19. It was open to the respondent to consider whether the appellant's immigration history was so poor that it still justified refusal under paragraph 320(11). Given the recognition of the importance of family life issues in paragraph A320 of the rules, paragraph 320(11) should only be used in cases where an appellant's immigration history shows that he has "previously contrived in a significant way to frustrate the intentions of the rules". The fact of overstaying, breaching a condition or using deception is not enough. The threshold is only reached when there are aggravating circumstances such as absconding, breaching temporary admission/reporting conditions, failure to comply with bail conditions or using an assumed identity. The rule provides a non-exhaustive list of examples.
20. Mr Khosla argued that the appellant did not 'contrive', within the dictionary definition, to frustrate the intentions of the rules, but the argument is semantic and unpersuasive when the appellant readily admitted that he knew he was overstaying and that he gave a false name to the authorities out of fear and panic. He would have been informed of the reporting requirements but knowingly failed to comply. When his human rights claim was refused in May 2010 he remained in the UK for another three years before making a voluntary departure. It is reasonable to infer that he left to contract a marriage with a Bangladeshi citizen who is settled in the UK. Nevertheless, there is no dispute that it is a genuine and subsisting marriage. Rather than attempting to marry in the UK and then seek to regularise his status, the appellant did what the policy outlined in the rules is intended to encourage, which is to make a voluntary departure to apply for entry clearance through the proper channels.
21. We find that the appellant's immigration history discloses aggravating factors identified in paragraph 320(11) of the immigration rules. In addition to overstaying and using deception by giving a false name, the appellant breached the requirements of temporary admission and reporting conditions as well as working illegally in the UK. However, even if the higher threshold under paragraph 320(11) is met, the respondent must still consider whether it is appropriate to exercise discretion in all the circumstances of the case. The current policy on the application of paragraph 320(11) ("General Grounds for Refusal" Modernised Guidance - 10 April 2017) states:
"This is not a complete list of offences. You must consider all cases on their merits and take into account family life in the UK and, if the applicant is a child, the level of responsibility for any breach. Before you decide to refuse under this paragraph, you must refer your decision to an entry clearance manager (ECM) to be authorised."
○ ○ ○ ○
_Exercise set_
A) Answer these questions using the paragraph 320(11) excerpt:
(i) Which aggravating circumstances does paragraph 19 give as examples?
(ii) In what month and year was the appellant's human rights claim refused, and how long did he then stay in the UK?
(iii) To whom must a refusal decision under this paragraph be referred for authorization?
B) Translate this sentence from the paragraph 320(11) excerpt into Spanish: "The fact of overstaying, breaching a condition or using deception is not enough."
C) Please write the next portion of the paragraph 320(11) excerpt, beginning after its final quoted passage.

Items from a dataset
○ ○ ○ ○
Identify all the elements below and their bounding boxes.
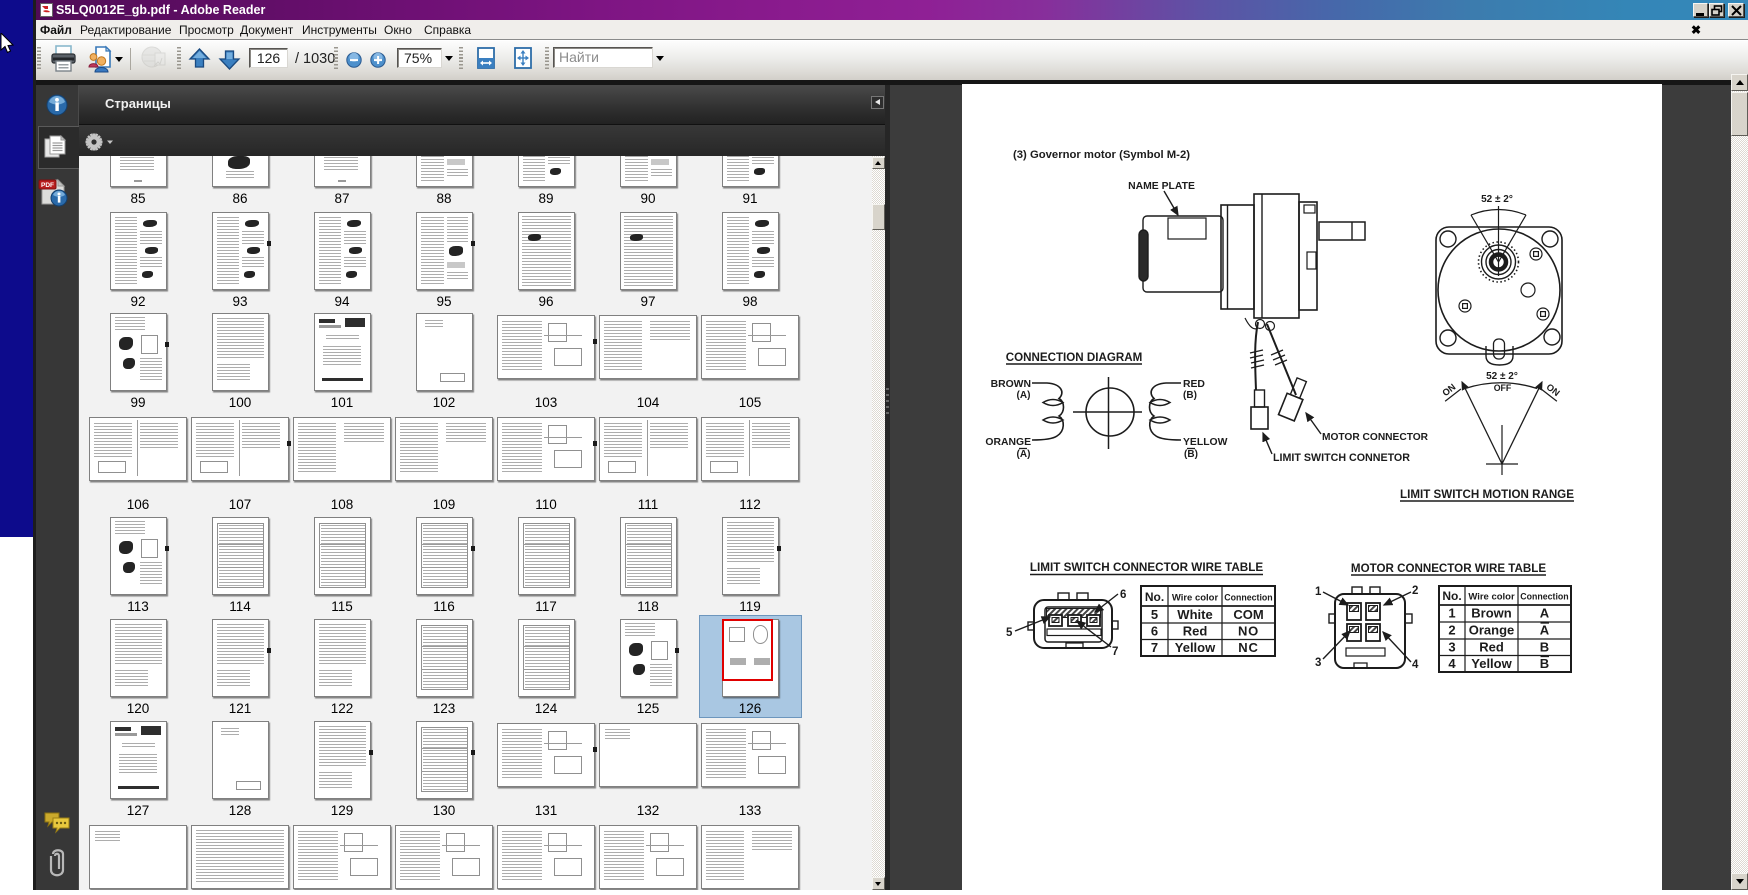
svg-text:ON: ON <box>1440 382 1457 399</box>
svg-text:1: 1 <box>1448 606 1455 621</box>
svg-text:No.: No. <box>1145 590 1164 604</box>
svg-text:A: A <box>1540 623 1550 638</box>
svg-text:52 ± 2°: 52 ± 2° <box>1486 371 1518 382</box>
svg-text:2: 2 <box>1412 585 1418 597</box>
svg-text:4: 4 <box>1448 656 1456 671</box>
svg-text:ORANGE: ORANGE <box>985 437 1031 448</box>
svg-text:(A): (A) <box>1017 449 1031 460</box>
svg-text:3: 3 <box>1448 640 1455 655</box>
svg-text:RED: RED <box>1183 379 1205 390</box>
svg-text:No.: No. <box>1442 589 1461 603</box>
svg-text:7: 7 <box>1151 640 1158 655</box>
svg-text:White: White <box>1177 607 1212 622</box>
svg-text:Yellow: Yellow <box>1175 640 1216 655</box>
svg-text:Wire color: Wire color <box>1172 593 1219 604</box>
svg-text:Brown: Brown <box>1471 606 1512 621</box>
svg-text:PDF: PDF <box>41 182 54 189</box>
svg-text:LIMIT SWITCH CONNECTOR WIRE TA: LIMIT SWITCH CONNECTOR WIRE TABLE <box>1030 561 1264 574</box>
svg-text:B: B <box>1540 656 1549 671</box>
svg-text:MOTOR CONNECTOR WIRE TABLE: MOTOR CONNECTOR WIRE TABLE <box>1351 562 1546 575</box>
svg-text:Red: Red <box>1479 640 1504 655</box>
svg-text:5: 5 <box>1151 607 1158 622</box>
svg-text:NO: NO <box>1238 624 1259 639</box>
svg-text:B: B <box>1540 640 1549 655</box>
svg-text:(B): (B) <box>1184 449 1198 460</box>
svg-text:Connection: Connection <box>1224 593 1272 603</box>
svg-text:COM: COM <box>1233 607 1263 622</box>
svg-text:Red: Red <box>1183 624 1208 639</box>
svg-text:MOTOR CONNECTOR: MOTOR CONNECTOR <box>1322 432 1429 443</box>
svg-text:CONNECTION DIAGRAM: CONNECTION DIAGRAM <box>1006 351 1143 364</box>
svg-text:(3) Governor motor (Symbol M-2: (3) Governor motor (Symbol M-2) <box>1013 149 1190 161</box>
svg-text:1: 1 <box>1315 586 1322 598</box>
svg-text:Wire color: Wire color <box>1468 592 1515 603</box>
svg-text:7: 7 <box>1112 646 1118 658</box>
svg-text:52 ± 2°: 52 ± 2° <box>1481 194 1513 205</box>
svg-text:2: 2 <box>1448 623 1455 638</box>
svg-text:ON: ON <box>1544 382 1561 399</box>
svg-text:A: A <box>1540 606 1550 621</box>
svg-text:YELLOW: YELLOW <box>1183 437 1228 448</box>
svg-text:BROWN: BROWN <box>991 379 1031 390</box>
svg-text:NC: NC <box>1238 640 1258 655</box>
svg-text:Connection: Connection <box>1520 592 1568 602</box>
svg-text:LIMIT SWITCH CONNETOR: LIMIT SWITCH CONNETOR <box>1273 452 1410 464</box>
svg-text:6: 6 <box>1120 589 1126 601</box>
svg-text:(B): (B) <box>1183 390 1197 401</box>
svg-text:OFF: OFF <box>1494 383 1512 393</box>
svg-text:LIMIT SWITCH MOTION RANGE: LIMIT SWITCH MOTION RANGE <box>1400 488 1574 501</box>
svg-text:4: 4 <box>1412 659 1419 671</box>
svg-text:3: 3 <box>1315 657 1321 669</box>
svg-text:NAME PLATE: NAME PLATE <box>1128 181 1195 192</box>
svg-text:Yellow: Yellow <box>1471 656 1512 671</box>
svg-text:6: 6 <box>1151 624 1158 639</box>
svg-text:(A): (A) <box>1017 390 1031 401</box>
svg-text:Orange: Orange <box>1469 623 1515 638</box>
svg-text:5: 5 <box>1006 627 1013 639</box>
○ ○ ○ ○
_Responses by task_
A)
(i) Absconding, breaching temporary admission/reporting conditions, failure to comply with bail conditions, and using an assumed identity.
(ii) May 2010; he remained for another three years.
(iii) An entry clearance manager (ECM).

B) El hecho de permanecer más allá del plazo autorizado, incumplir una condición o recurrir al engaño no es suficiente.

C)
22. Elsewhere, the respondent's policies recognise that it would not be reasonable to expect a British child to leave the European Union with a parent or primary carer, or to expect the child to be separated from a parent, unless there are strong public policy considerations such as criminality or a "very poor immigration history": see Immigration Directorate Instructions : "Appendix FM Section 1.0b Family Life (as a partner or parent) and Private Life: 10 Year Routes " (August 2015) referred to in MA (Pakistan) & Ors v UT (IAC) & SSHD [2016] EWCA Civ 705.
23. The respondent's consideration of the appellant's family life was confined to the question of whether there were any 'exceptional circumstances' that might justify a grant of entry clearance outside the rules, when it should have been considered as part of the overall assessment of whether it was appropriate to refuse the application under paragraph 320(11). The bare statement that her duties under section 55 of the Borders, Citizenship and Immigration Act 2009 ("BCIA 2009") had been considered was wholly inadequate when the case involved the long-term interests and welfare of a British child.
24. In assessing the best interests of the child, we have considered the decisions in ZH (Tanzania) v SSHD [2011] UKSC 4, Zoumbas v SSHD [2013] UKSC 74 and EV (Philippines) and others v SSHD [2014] EWCA Civ 874. The best interests of the child are a primary consideration, but may be outweighed by the cumulative effect of other matters that weigh in the public interest.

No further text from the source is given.